▶ [Data records]
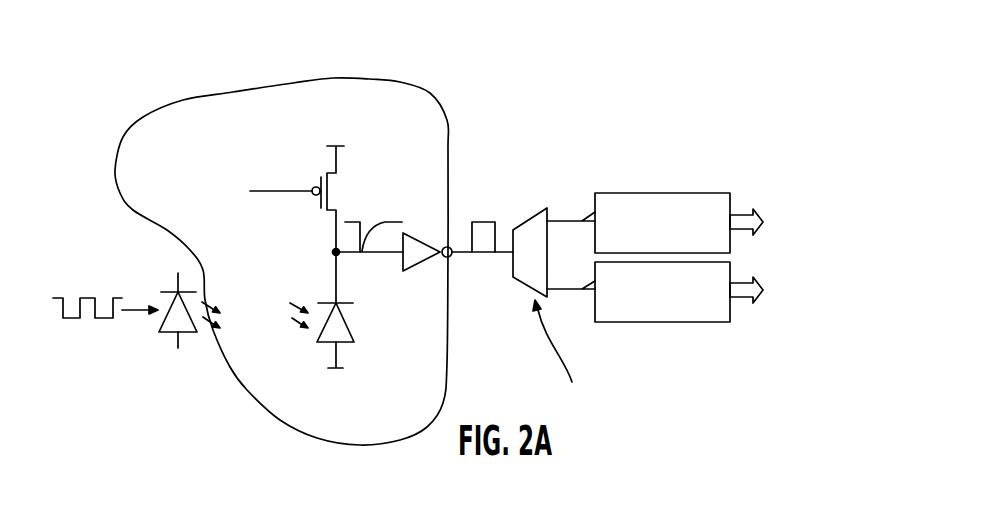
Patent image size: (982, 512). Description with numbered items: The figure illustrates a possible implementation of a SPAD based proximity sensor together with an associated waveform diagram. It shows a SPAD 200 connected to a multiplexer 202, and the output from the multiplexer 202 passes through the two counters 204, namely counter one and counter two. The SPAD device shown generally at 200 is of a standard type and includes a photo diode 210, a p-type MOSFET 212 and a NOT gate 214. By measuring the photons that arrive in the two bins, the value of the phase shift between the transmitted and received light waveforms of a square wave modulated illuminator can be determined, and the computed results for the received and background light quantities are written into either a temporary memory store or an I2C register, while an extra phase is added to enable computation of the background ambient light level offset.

The SPAD 200 is at (466, 129).
The multiplexer 202 is at (548, 294).
The counters 204 is at (717, 193).
The photo diode 210 is at (325, 343).
The p-type MOSFET 212 is at (319, 180).
The NOT gate 214 is at (423, 258).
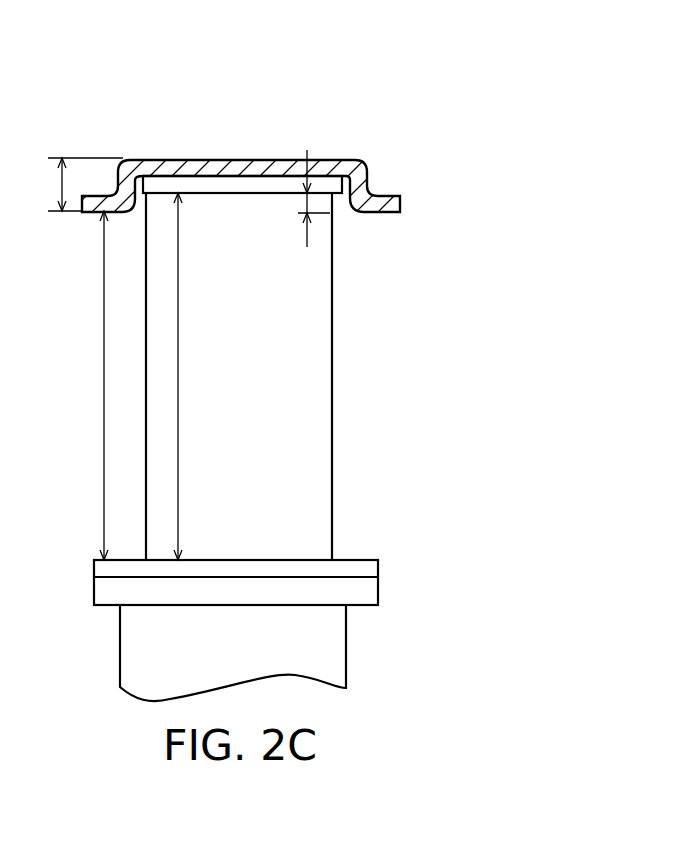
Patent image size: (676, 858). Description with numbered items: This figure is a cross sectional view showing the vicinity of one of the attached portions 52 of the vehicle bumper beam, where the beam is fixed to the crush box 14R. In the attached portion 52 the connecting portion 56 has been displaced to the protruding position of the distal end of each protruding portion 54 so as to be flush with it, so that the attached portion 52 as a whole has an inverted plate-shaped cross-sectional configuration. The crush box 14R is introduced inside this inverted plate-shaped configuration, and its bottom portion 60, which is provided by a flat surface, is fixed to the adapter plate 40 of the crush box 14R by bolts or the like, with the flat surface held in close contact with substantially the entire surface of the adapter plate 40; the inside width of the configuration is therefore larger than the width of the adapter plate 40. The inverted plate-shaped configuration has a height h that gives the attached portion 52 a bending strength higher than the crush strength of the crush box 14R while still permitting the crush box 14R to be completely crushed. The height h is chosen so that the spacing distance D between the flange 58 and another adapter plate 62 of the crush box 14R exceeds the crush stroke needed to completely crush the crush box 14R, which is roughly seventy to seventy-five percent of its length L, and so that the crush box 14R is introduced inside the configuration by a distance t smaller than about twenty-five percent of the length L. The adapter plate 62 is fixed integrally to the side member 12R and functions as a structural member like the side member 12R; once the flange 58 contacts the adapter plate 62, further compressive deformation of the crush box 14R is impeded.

The attached portion 52 is at (381, 104).
The bottom portion 60 is at (242, 193).
The protruding portion 54 is at (242, 193).
The connecting portion 56 is at (233, 167).
The flange 58 is at (92, 203).
The adapter plate 40 is at (184, 183).
The crush box 14R is at (322, 420).
The adapter plate 62 is at (355, 570).
The side member 12R is at (333, 652).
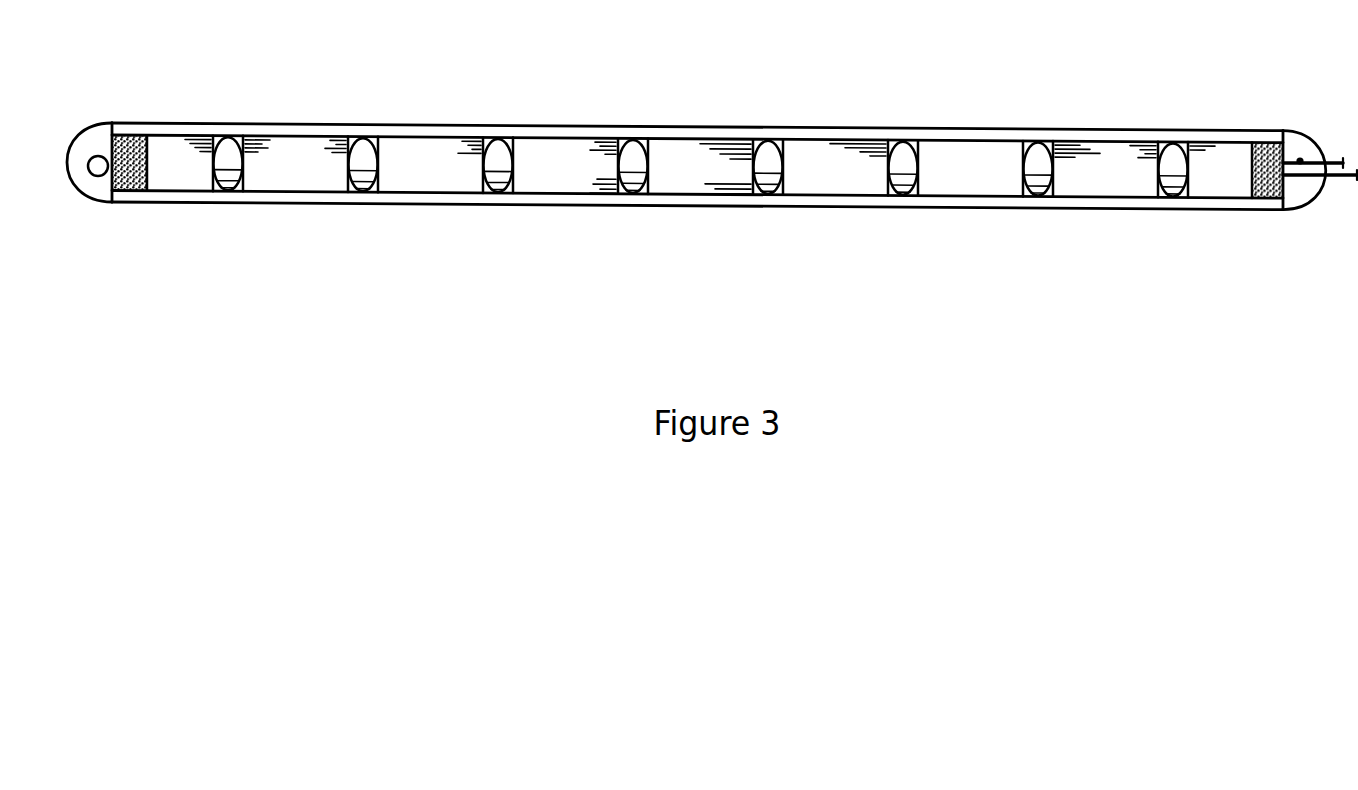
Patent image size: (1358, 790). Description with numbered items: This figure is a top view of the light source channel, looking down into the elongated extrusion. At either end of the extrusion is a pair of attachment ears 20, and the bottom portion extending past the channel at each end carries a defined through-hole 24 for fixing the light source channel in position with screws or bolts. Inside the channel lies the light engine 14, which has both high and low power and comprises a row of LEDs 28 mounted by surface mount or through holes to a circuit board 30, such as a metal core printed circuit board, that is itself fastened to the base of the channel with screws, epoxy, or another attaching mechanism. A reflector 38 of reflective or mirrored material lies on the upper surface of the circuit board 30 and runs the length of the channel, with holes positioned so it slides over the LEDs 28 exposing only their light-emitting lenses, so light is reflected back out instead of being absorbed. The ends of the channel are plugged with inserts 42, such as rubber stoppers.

The light engine 14 is at (465, 178).
The attachment ears 20 is at (85, 187).
The through-hole 24 is at (90, 158).
The LEDs 28 is at (230, 152).
The circuit board 30 is at (177, 170).
The reflector 38 is at (163, 160).
The inserts 42 is at (128, 185).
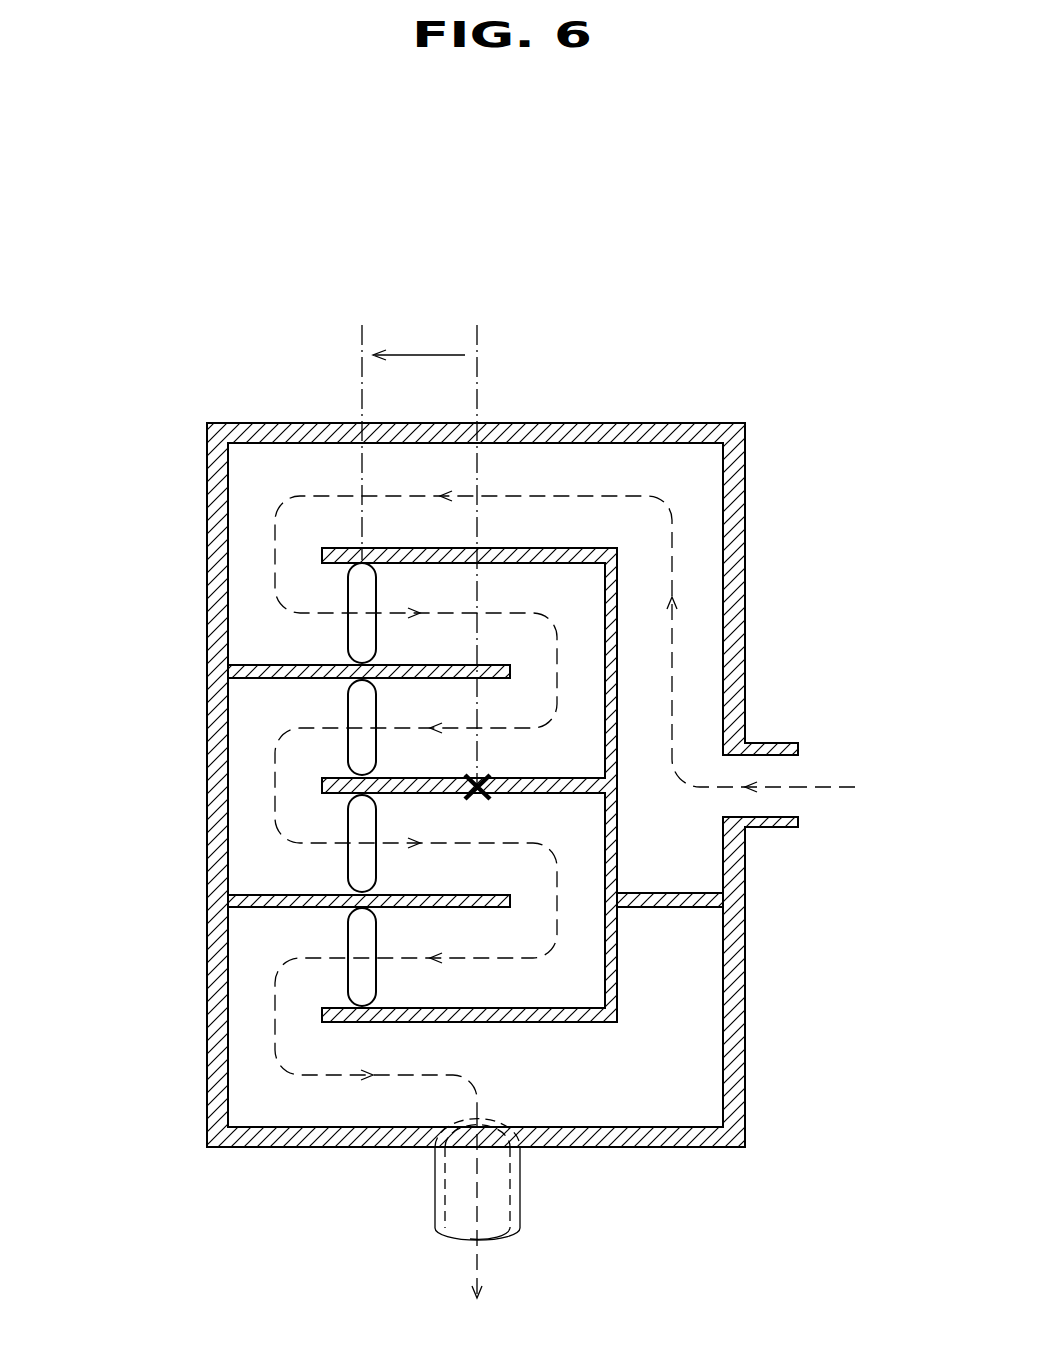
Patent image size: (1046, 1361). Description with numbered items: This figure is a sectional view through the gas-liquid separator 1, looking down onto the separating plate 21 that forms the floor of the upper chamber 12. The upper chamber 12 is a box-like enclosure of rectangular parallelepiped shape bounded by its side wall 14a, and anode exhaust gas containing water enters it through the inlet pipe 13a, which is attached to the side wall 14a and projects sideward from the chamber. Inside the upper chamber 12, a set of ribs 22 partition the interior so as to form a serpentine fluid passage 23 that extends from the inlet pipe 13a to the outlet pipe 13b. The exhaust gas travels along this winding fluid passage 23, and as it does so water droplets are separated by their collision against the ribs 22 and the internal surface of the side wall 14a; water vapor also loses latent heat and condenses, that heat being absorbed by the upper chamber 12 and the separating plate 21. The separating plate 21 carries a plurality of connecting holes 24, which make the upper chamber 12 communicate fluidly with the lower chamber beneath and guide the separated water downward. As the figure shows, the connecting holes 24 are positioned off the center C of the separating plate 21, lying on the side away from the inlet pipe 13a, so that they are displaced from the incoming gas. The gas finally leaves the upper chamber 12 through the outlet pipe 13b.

▶ [Task goal]
Count the lines of the material above that contain the string "attachment", and reply with only the number.

▶ [Answer below]
2